What to do:
Where a line of the listing below includes the word "Stored", reproduce that line.

## START Source data

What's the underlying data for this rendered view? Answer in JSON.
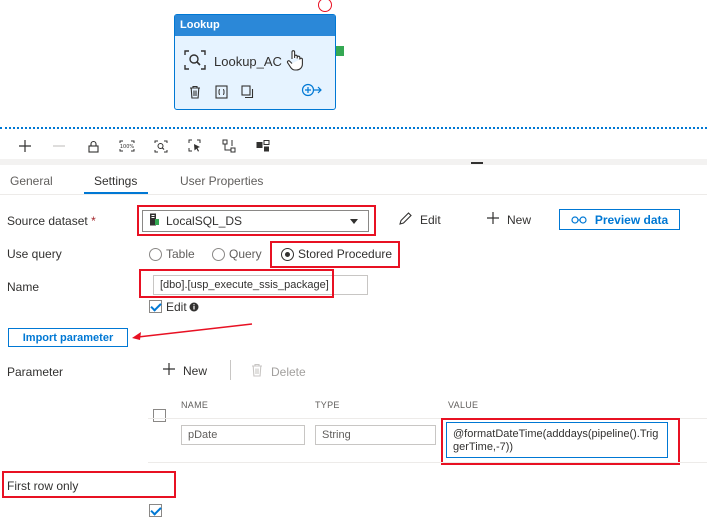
{
  "node": {
    "header": "Lookup",
    "name": "Lookup_AC"
  },
  "tabs": {
    "general": "General",
    "settings": "Settings",
    "user_properties": "User Properties"
  },
  "source": {
    "label": "Source dataset",
    "required": "*",
    "value": "LocalSQL_DS",
    "edit": "Edit",
    "new": "New",
    "preview": "Preview data"
  },
  "use_query": {
    "label": "Use query",
    "options": [
      "Table",
      "Query",
      "Stored Procedure"
    ],
    "selected": "Stored Procedure"
  },
  "name": {
    "label": "Name",
    "value": "[dbo].[usp_execute_ssis_package]",
    "edit": "Edit"
  },
  "import_parameter": "Import parameter",
  "parameter": {
    "label": "Parameter",
    "new": "New",
    "delete": "Delete",
    "columns": [
      "NAME",
      "TYPE",
      "VALUE"
    ],
    "rows": [
      {
        "name": "pDate",
        "type": "String",
        "value": "@formatDateTime(adddays(pipeline().TriggerTime,-7))"
      }
    ]
  },
  "first_row_only": "First row only",
  "icons": {
    "node": "search-icon",
    "actions": [
      "delete-icon",
      "code-icon",
      "copy-icon",
      "add-next-icon"
    ],
    "toolbar": [
      "add-icon",
      "remove-icon",
      "lock-icon",
      "zoom-100-icon",
      "zoom-fit-icon",
      "select-icon",
      "auto-align-icon",
      "layout-icon"
    ]
  },
  "colors": {
    "accent": "#0078d4",
    "highlight": "#e81123",
    "node_header": "#2b88d8"
  }
}
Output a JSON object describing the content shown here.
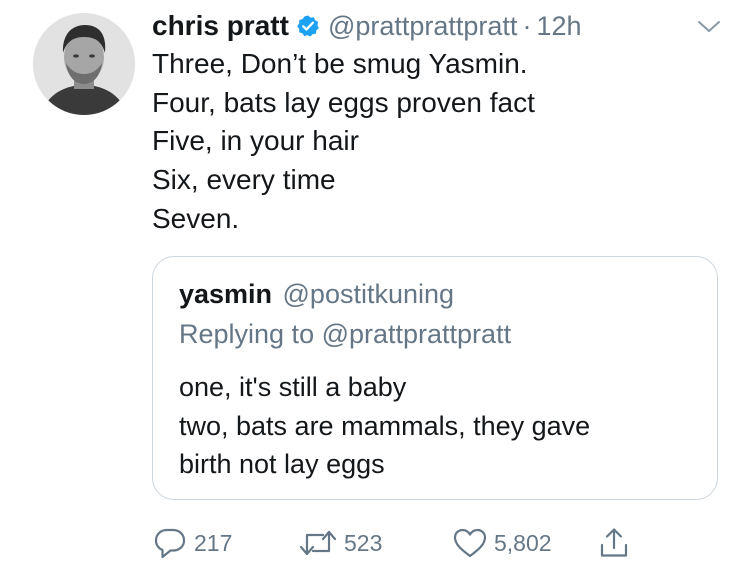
{
  "tweet": {
    "author_name": "chris pratt",
    "author_handle": "@prattprattpratt",
    "separator": "·",
    "time": "12h",
    "lines": [
      "Three, Don’t be smug Yasmin.",
      "Four, bats lay eggs proven fact",
      "Five, in your hair",
      "Six, every time",
      "Seven."
    ]
  },
  "quote": {
    "author_name": "yasmin",
    "author_handle": "@postitkuning",
    "replying_to": "Replying to @prattprattpratt",
    "lines": [
      "one, it's still a baby",
      "two, bats are mammals, they gave",
      "birth not lay eggs"
    ]
  },
  "actions": {
    "replies": "217",
    "retweets": "523",
    "likes": "5,802"
  },
  "icons": {
    "verified": "verified-badge-icon",
    "chevron": "chevron-down-icon",
    "reply": "reply-icon",
    "retweet": "retweet-icon",
    "like": "heart-icon",
    "share": "share-icon"
  },
  "colors": {
    "text": "#14171a",
    "secondary": "#657786",
    "border": "#ccd6dd",
    "verified": "#1da1f2"
  }
}
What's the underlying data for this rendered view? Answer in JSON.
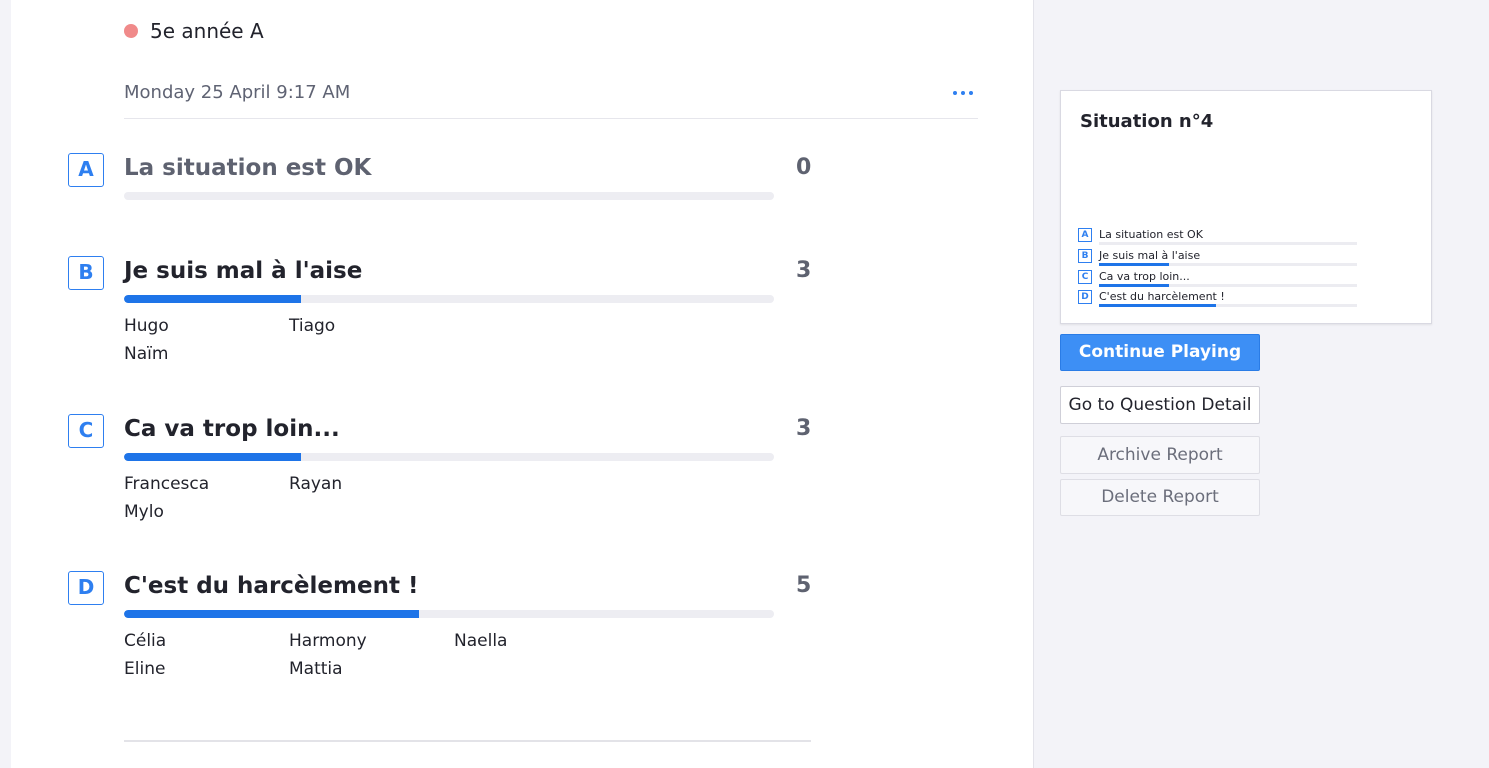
{
  "header": {
    "class_name": "5e année A",
    "class_color": "#f08a8a",
    "date": "Monday 25 April 9:17 AM",
    "more_icon": "ellipsis-icon"
  },
  "answers": [
    {
      "letter": "A",
      "label": "La situation est OK",
      "count": "0",
      "fraction": 0.0,
      "students": []
    },
    {
      "letter": "B",
      "label": "Je suis mal à l'aise",
      "count": "3",
      "fraction": 0.2727,
      "students": [
        "Hugo",
        "Tiago",
        "Naïm"
      ]
    },
    {
      "letter": "C",
      "label": "Ca va trop loin...",
      "count": "3",
      "fraction": 0.2727,
      "students": [
        "Francesca",
        "Rayan",
        "Mylo"
      ]
    },
    {
      "letter": "D",
      "label": "C'est du harcèlement !",
      "count": "5",
      "fraction": 0.4545,
      "students": [
        "Célia",
        "Harmony",
        "Naella",
        "Eline",
        "Mattia"
      ]
    }
  ],
  "preview": {
    "title": "Situation n°4",
    "items": [
      {
        "letter": "A",
        "label": "La situation est OK",
        "fraction": 0.0
      },
      {
        "letter": "B",
        "label": "Je suis mal à l'aise",
        "fraction": 0.2727
      },
      {
        "letter": "C",
        "label": "Ca va trop loin...",
        "fraction": 0.2727
      },
      {
        "letter": "D",
        "label": "C'est du harcèlement !",
        "fraction": 0.4545
      }
    ]
  },
  "actions": {
    "continue": "Continue Playing",
    "detail": "Go to Question Detail",
    "archive": "Archive Report",
    "delete": "Delete Report"
  },
  "colors": {
    "accent": "#1e74e8",
    "primary_button": "#3d8ff5",
    "class_dot": "#f08a8a"
  }
}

## END Source data

Exercise result:
      "Stored Procedure"
    "selected": "Stored Procedure"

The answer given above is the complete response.